Written task: Find every line with the string "retreat" in it, count them, and reply with that count only.
___ Records supplied ___
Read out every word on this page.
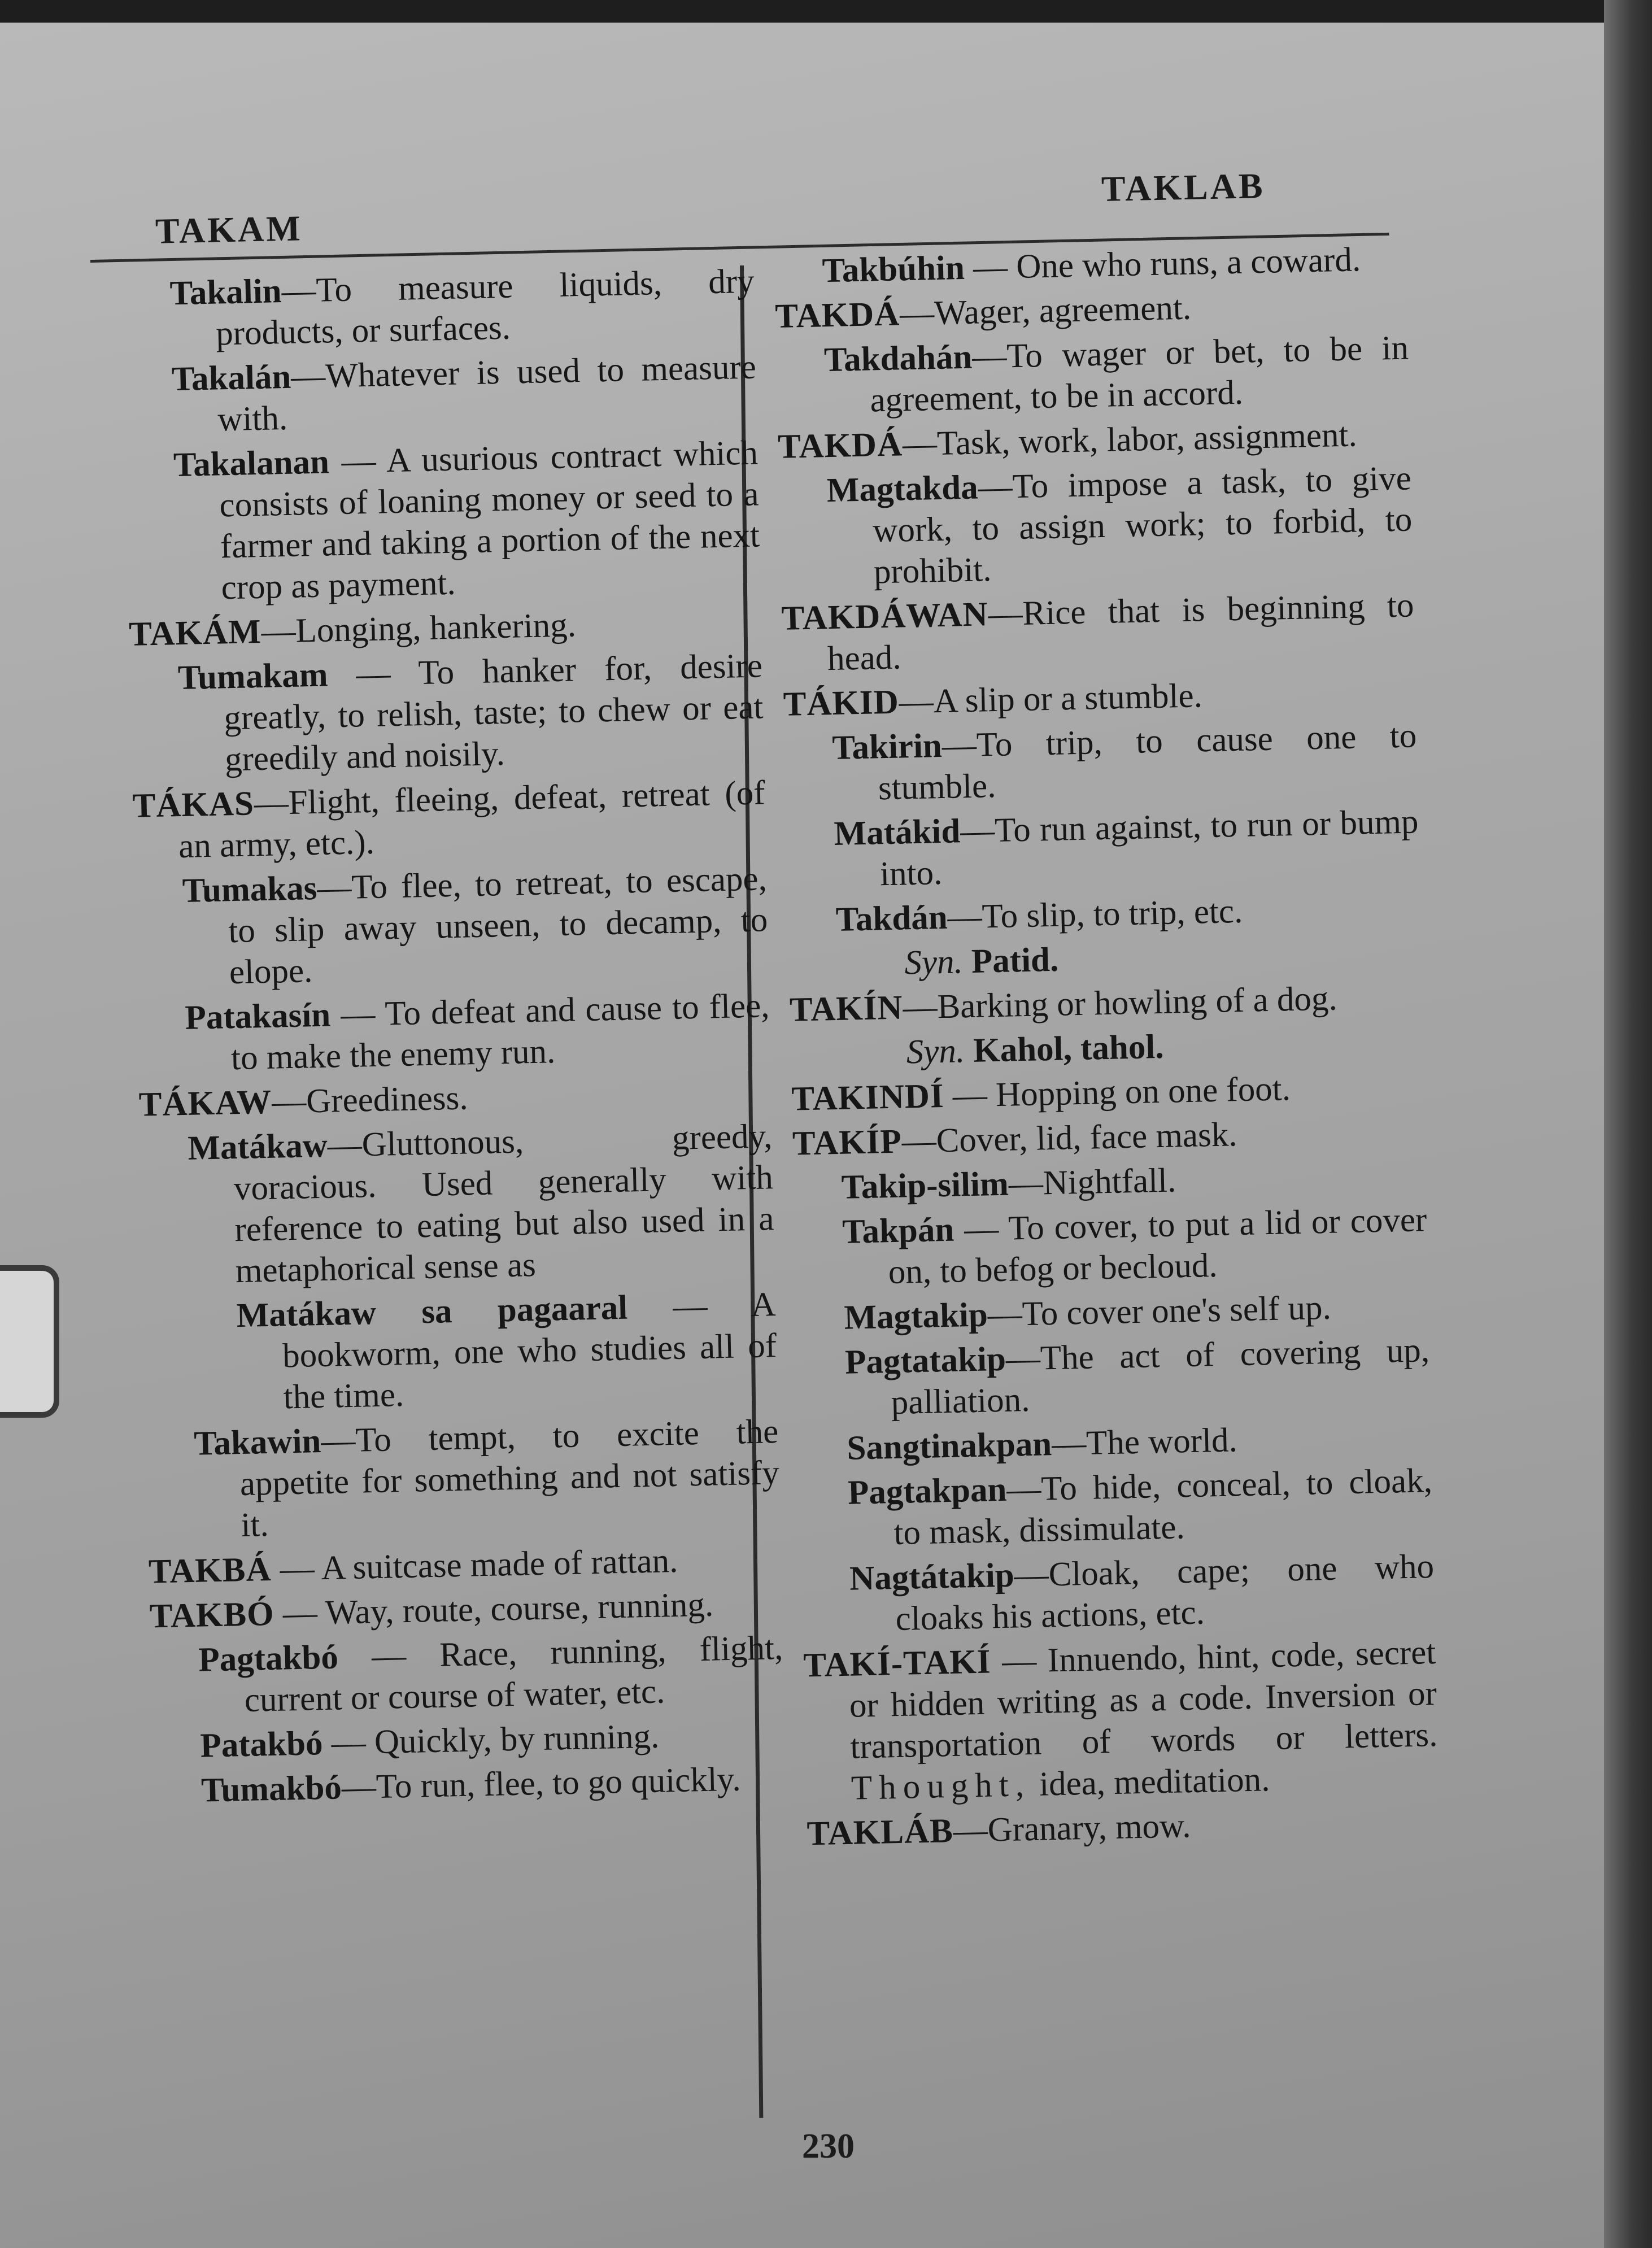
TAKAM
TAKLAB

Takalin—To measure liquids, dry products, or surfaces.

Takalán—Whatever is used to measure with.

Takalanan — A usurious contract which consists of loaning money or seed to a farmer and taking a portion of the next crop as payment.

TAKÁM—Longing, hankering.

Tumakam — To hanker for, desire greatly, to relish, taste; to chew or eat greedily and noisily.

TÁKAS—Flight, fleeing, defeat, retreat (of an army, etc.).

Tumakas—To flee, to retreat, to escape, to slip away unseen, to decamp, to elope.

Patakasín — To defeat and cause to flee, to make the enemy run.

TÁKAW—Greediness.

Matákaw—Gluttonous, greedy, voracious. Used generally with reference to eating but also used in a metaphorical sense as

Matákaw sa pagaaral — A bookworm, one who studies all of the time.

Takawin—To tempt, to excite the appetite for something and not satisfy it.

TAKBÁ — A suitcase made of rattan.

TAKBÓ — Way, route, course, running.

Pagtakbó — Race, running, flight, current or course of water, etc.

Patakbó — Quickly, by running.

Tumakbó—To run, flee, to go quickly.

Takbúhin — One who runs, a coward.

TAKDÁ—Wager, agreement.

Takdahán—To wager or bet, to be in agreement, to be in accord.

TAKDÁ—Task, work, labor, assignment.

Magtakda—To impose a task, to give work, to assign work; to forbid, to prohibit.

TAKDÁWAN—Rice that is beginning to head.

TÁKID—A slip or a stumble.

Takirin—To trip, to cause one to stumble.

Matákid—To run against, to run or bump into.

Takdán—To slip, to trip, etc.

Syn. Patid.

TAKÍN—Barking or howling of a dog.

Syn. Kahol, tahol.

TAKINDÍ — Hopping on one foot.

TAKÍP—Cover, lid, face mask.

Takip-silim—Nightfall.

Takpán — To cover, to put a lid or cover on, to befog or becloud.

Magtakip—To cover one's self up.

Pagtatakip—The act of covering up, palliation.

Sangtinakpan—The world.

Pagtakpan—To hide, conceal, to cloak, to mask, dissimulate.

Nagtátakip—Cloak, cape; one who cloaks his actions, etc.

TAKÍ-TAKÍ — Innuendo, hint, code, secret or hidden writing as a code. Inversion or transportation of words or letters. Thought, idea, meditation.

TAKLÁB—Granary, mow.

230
___
___ Records supplied ___
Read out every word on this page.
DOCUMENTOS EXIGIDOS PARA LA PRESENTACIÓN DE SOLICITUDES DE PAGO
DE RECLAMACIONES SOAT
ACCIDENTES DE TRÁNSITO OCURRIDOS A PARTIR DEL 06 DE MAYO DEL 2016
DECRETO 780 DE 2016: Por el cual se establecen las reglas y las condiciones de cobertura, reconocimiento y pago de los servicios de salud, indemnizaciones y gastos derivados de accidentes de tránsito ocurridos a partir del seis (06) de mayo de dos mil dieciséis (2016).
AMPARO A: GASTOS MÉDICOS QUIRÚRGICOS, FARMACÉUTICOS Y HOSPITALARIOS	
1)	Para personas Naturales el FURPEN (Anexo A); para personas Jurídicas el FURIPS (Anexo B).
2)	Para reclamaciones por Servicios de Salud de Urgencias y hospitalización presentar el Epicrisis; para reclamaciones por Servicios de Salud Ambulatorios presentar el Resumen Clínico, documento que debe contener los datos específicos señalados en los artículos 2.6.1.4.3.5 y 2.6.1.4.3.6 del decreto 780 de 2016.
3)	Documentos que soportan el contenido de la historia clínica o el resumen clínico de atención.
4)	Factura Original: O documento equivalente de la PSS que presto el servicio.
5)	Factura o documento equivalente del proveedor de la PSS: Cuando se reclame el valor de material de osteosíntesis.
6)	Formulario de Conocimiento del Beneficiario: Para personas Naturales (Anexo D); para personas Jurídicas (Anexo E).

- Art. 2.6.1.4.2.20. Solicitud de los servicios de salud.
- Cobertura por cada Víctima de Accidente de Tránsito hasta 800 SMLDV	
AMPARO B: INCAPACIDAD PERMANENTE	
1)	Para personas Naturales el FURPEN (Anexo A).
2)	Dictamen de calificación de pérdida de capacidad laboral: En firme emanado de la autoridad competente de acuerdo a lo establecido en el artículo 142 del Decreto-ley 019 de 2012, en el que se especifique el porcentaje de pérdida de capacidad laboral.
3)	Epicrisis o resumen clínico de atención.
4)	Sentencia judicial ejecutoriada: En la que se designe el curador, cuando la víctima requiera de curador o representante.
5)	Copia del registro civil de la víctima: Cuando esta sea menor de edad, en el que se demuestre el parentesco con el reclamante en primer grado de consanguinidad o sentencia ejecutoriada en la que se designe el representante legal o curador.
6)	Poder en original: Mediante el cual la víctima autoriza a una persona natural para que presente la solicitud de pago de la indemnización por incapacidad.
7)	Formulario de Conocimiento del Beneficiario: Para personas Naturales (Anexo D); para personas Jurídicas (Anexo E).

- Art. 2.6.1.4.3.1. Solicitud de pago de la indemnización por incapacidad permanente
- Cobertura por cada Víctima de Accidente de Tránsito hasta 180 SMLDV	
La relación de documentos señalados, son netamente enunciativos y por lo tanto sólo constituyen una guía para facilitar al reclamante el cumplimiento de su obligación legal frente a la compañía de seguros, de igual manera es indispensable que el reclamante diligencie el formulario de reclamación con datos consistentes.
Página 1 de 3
___
Written answer: 2